● THE PROBLEM
Each line of the material below that holds the word "opponent" needs to be copied.

Raw records:

╔══

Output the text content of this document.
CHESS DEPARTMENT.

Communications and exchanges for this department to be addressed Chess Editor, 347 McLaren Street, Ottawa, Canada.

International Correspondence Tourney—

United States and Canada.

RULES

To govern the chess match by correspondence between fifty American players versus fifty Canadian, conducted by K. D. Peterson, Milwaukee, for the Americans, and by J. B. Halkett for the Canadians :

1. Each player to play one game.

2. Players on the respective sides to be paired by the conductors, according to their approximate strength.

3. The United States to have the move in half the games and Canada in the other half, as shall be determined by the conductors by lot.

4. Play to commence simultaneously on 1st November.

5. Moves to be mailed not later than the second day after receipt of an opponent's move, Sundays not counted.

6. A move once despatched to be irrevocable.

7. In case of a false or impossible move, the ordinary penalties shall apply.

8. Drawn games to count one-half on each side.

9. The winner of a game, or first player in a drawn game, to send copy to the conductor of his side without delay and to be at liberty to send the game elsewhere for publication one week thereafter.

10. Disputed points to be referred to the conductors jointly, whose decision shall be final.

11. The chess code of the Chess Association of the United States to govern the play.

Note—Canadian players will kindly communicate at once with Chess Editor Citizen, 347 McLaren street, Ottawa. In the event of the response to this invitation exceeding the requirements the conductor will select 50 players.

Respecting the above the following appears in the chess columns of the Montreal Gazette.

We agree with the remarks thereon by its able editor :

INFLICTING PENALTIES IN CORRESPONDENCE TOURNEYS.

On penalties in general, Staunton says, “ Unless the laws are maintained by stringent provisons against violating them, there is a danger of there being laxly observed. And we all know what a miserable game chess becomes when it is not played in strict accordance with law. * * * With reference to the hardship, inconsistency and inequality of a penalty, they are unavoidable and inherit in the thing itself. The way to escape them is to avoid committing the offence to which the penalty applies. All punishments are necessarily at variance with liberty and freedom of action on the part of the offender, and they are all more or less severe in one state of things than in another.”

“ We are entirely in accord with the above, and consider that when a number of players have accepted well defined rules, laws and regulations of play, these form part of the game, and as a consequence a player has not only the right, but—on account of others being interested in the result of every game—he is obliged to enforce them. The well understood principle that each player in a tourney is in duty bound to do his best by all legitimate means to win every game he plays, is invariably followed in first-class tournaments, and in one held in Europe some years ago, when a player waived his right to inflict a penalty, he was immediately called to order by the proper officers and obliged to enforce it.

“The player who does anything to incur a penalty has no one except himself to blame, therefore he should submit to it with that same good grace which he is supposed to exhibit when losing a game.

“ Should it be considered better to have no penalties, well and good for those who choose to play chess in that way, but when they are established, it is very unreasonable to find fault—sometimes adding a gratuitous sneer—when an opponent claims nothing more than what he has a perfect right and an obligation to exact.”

╚══

● WRITTEN RESPONSE
5. Moves to be mailed not later than the second day after receipt of an opponent's move, Sundays not counted.
“ Should it be considered better to have no penalties, well and good for those who choose to play chess in that way, but when they are established, it is very unreasonable to find fault—sometimes adding a gratuitous sneer—when an opponent claims nothing more than what he has a perfect right and an obligation to exact.”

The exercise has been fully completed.